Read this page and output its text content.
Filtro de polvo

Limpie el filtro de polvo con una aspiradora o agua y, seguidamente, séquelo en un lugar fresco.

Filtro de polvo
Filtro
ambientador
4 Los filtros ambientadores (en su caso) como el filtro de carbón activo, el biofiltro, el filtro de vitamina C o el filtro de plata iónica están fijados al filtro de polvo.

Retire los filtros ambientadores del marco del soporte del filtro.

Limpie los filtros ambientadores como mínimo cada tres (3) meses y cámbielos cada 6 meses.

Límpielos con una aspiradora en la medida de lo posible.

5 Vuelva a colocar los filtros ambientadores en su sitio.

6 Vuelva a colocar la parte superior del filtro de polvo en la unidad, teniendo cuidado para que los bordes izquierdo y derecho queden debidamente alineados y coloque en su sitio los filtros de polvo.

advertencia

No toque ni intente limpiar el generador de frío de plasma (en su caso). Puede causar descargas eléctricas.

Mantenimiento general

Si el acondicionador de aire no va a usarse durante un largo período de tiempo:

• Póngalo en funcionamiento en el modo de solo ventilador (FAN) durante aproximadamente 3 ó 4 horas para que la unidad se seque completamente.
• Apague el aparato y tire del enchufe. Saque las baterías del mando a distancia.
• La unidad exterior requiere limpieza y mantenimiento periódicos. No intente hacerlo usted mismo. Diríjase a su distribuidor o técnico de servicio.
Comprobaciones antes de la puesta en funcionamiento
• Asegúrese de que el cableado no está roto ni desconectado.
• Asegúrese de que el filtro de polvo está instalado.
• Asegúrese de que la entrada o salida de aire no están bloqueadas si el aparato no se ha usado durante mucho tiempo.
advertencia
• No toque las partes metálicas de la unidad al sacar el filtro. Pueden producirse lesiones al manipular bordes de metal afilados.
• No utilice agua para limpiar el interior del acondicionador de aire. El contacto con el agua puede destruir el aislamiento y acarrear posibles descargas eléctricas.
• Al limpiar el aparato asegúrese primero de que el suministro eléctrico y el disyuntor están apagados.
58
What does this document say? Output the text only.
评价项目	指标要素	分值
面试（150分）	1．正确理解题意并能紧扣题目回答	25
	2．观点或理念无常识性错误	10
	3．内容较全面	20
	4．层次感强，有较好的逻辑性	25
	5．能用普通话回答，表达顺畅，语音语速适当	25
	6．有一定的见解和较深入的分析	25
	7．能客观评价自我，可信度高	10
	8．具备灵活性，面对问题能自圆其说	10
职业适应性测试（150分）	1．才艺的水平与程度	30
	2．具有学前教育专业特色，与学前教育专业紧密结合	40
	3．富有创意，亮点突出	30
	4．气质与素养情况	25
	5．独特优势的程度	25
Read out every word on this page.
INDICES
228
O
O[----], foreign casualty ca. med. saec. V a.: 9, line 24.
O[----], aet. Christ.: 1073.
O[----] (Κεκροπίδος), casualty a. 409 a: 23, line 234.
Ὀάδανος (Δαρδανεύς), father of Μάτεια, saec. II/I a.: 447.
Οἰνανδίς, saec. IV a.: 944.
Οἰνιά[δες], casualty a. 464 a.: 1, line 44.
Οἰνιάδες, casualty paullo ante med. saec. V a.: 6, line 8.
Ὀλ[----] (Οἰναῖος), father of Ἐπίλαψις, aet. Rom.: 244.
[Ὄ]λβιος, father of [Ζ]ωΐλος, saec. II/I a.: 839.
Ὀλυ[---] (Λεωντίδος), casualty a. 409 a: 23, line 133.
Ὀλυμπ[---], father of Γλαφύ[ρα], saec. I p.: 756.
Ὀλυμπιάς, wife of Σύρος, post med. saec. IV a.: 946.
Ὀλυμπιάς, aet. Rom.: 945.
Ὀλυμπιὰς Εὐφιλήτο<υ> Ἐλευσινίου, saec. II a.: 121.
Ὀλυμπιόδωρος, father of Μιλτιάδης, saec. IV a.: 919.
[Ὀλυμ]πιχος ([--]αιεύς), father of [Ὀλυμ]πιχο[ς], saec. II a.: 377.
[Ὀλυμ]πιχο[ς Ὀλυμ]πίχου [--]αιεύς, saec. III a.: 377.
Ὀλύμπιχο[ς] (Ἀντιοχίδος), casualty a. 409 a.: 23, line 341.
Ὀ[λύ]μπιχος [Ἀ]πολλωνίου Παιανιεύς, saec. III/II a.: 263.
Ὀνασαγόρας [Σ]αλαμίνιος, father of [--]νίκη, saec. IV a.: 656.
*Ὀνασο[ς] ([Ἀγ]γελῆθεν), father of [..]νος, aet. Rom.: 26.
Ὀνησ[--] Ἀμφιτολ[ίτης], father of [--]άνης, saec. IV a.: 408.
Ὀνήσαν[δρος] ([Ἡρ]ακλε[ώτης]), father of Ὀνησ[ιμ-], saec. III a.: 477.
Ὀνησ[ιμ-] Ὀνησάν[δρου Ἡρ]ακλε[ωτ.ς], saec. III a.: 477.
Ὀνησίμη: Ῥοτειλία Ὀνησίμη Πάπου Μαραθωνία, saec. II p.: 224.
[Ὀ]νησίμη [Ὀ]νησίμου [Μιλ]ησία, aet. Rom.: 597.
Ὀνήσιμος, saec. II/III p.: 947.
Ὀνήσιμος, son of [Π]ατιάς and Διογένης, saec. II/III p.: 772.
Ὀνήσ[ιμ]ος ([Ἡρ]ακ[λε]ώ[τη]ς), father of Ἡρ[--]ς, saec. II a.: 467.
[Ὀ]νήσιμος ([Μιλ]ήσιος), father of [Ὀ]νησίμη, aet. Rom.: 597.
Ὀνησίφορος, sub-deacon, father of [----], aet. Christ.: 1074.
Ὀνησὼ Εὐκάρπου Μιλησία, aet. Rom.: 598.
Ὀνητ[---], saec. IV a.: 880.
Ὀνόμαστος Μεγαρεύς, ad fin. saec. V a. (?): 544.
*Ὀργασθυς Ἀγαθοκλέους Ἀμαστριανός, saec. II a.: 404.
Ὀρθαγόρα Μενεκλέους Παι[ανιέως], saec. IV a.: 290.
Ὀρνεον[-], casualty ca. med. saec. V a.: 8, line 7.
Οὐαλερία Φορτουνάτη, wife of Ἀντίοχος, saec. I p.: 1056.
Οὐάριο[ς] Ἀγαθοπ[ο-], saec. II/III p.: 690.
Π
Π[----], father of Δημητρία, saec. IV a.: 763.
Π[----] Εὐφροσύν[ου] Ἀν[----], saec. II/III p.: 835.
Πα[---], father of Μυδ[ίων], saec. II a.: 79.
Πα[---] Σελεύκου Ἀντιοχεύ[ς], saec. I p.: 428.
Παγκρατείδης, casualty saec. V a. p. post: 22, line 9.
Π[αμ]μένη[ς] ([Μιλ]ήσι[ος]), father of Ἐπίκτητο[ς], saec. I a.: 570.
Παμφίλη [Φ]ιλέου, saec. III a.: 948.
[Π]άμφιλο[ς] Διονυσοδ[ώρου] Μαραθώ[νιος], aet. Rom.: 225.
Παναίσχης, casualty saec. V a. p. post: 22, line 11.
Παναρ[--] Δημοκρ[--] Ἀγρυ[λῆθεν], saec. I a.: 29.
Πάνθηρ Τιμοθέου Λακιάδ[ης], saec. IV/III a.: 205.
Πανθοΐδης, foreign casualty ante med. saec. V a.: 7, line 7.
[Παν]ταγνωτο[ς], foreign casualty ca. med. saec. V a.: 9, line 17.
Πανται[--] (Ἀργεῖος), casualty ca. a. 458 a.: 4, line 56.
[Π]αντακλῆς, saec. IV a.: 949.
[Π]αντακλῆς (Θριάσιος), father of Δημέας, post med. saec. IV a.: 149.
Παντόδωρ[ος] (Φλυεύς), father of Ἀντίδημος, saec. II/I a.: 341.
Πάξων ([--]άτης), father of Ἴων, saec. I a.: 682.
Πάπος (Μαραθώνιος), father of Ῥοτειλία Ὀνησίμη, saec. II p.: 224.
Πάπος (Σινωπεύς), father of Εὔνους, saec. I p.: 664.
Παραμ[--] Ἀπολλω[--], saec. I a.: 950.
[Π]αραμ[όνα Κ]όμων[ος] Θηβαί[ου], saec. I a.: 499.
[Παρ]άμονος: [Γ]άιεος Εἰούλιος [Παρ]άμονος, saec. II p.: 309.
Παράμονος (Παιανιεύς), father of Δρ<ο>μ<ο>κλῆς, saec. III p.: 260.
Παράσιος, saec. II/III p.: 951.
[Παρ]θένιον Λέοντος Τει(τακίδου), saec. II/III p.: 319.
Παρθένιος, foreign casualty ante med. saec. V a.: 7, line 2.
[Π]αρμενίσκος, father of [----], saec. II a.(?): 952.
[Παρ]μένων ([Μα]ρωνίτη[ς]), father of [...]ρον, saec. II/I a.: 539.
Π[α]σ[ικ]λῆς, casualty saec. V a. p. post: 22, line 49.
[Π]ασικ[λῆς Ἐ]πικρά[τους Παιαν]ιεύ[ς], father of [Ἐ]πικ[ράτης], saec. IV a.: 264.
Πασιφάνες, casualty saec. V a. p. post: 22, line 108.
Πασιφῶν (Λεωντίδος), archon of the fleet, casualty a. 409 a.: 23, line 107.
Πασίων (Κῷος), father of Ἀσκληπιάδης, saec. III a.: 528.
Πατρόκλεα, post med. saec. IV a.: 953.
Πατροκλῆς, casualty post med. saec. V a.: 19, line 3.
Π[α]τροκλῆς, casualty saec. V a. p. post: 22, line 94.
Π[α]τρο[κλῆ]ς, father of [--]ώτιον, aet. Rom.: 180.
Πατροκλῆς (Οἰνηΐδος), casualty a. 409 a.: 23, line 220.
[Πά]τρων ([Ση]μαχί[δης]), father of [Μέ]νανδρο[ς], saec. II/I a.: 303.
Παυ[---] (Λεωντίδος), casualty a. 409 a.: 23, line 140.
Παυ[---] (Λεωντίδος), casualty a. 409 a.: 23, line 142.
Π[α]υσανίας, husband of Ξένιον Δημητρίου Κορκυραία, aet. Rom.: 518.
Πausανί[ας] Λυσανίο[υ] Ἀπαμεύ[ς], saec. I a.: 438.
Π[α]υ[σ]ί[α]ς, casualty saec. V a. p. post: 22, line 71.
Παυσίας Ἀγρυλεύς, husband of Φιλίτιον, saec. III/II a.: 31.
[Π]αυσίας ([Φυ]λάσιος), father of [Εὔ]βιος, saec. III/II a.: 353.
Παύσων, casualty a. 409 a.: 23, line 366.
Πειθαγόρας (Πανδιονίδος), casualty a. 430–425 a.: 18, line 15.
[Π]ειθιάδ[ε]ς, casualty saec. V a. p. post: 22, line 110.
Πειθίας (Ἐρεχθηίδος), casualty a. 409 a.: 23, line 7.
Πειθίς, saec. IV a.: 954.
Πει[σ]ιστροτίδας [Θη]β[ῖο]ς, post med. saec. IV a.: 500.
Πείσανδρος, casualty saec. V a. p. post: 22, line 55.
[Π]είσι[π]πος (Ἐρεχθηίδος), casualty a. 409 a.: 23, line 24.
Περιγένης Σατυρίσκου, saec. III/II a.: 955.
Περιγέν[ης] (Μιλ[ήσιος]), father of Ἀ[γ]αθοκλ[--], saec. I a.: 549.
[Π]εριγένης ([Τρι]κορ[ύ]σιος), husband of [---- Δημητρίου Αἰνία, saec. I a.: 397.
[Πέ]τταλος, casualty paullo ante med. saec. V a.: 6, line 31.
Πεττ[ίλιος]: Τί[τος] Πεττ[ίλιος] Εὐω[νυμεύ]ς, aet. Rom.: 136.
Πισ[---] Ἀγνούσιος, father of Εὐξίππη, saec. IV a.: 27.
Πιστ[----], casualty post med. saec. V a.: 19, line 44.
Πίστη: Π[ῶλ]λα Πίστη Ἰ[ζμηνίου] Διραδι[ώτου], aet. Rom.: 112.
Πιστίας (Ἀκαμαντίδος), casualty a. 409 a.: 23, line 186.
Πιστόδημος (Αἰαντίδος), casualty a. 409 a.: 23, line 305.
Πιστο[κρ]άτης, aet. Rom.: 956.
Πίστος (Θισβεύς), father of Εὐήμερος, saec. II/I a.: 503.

====

[EXERCISE BRIEF]
In the entries above, count each line holding "descargas" and report the total and nothing more.

[OUTPUT]
2